• [The request] Set down all of the data that follows word for word, without the images.
------------------------------
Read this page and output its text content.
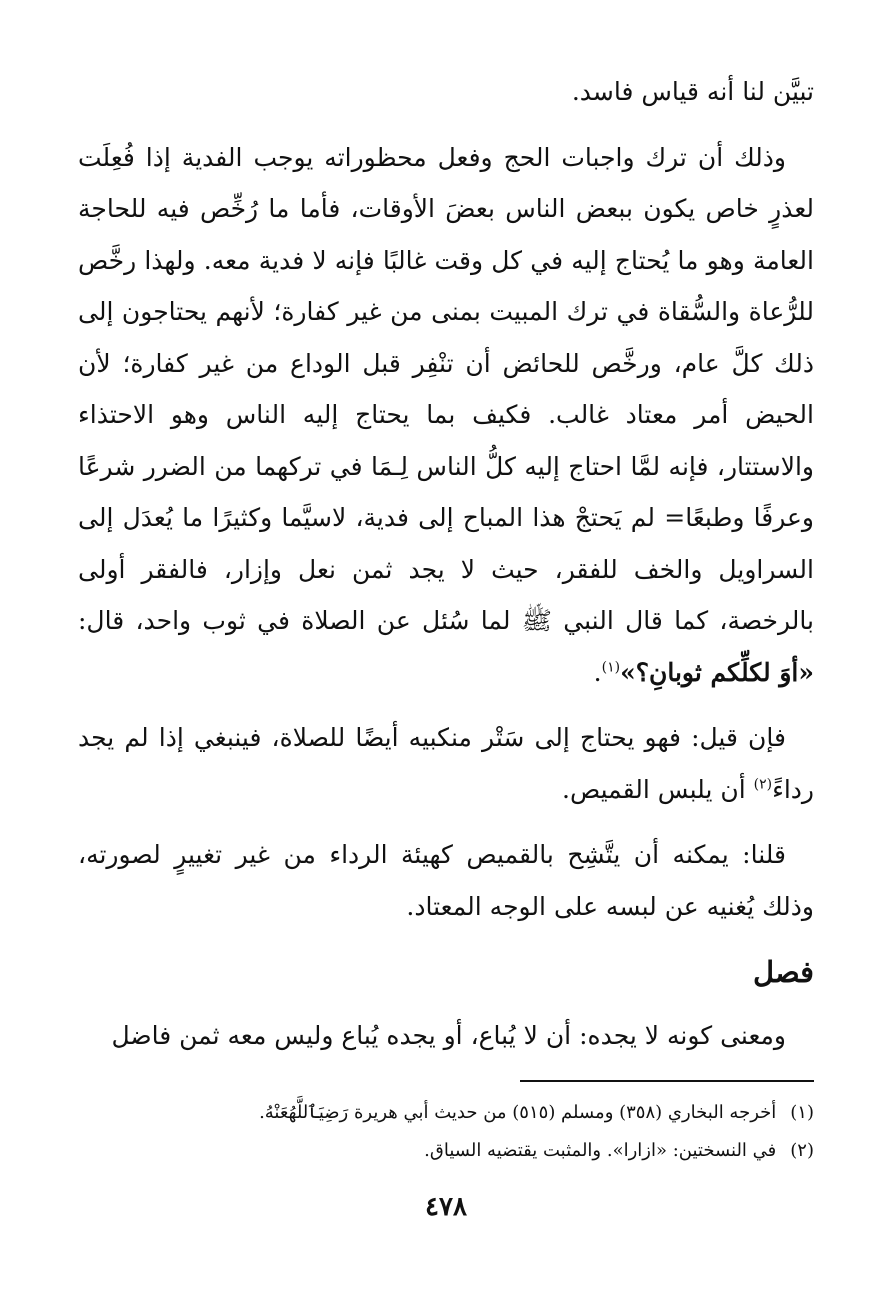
تبيَّن لنا أنه قياس فاسد.

وذلك أن ترك واجبات الحج وفعل محظوراته يوجب الفدية إذا فُعِلَت لعذرٍ خاص يكون ببعض الناس بعضَ الأوقات، فأما ما رُخِّص فيه للحاجة العامة وهو ما يُحتاج إليه في كل وقت غالبًا فإنه لا فدية معه. ولهذا رخَّص للرُّعاة والسُّقاة في ترك المبيت بمنى من غير كفارة؛ لأنهم يحتاجون إلى ذلك كلَّ عام، ورخَّص للحائض أن تنْفِر قبل الوداع من غير كفارة؛ لأن الحيض أمر معتاد غالب. فكيف بما يحتاج إليه الناس وهو الاحتذاء والاستتار، فإنه لمَّا احتاج إليه كلُّ الناس لِـمَا في تركهما من الضرر شرعًا وعرفًا وطبعًا= لم يَحتجْ هذا المباح إلى فدية، لاسيَّما وكثيرًا ما يُعدَل إلى السراويل والخف للفقر، حيث لا يجد ثمن نعل وإزار، فالفقر أولى بالرخصة، كما قال النبي ﷺ لما سُئل عن الصلاة في ثوب واحد، قال: «أوَ لكلِّكم ثوبانِ؟»$^{(١)}$.

فإن قيل: فهو يحتاج إلى سَتْر منكبيه أيضًا للصلاة، فينبغي إذا لم يجد رداءً$^{(٢)}$ أن يلبس القميص.

قلنا: يمكنه أن يتَّشِح بالقميص كهيئة الرداء من غير تغييرٍ لصورته، وذلك يُغنيه عن لبسه على الوجه المعتاد.

فصل

ومعنى كونه لا يجده: أن لا يُباع، أو يجده يُباع وليس معه ثمن فاضل

(١)أخرجه البخاري (٣٥٨) ومسلم (٥١٥) من حديث أبي هريرة رَضِيَٱللَّهُعَنْهُ.

(٢)في النسختين: «ازارا». والمثبت يقتضيه السياق.

٤٧٨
------------------------------
• [Full answer]
Read this page and output its text content.
تبيَّن لنا أنه قياس فاسد.

وذلك أن ترك واجبات الحج وفعل محظوراته يوجب الفدية إذا فُعِلَت لعذرٍ خاص يكون ببعض الناس بعضَ الأوقات، فأما ما رُخِّص فيه للحاجة العامة وهو ما يُحتاج إليه في كل وقت غالبًا فإنه لا فدية معه. ولهذا رخَّص للرُّعاة والسُّقاة في ترك المبيت بمنى من غير كفارة؛ لأنهم يحتاجون إلى ذلك كلَّ عام، ورخَّص للحائض أن تنْفِر قبل الوداع من غير كفارة؛ لأن الحيض أمر معتاد غالب. فكيف بما يحتاج إليه الناس وهو الاحتذاء والاستتار، فإنه لمَّا احتاج إليه كلُّ الناس لِـمَا في تركهما من الضرر شرعًا وعرفًا وطبعًا= لم يَحتجْ هذا المباح إلى فدية، لاسيَّما وكثيرًا ما يُعدَل إلى السراويل والخف للفقر، حيث لا يجد ثمن نعل وإزار، فالفقر أولى بالرخصة، كما قال النبي ﷺ لما سُئل عن الصلاة في ثوب واحد، قال: «أوَ لكلِّكم ثوبانِ؟»$^{(١)}$.

فإن قيل: فهو يحتاج إلى سَتْر منكبيه أيضًا للصلاة، فينبغي إذا لم يجد رداءً$^{(٢)}$ أن يلبس القميص.

قلنا: يمكنه أن يتَّشِح بالقميص كهيئة الرداء من غير تغييرٍ لصورته، وذلك يُغنيه عن لبسه على الوجه المعتاد.

فصل

ومعنى كونه لا يجده: أن لا يُباع، أو يجده يُباع وليس معه ثمن فاضل

(١)أخرجه البخاري (٣٥٨) ومسلم (٥١٥) من حديث أبي هريرة رَضِيَٱللَّهُعَنْهُ.

(٢)في النسختين: «ازارا». والمثبت يقتضيه السياق.

٤٧٨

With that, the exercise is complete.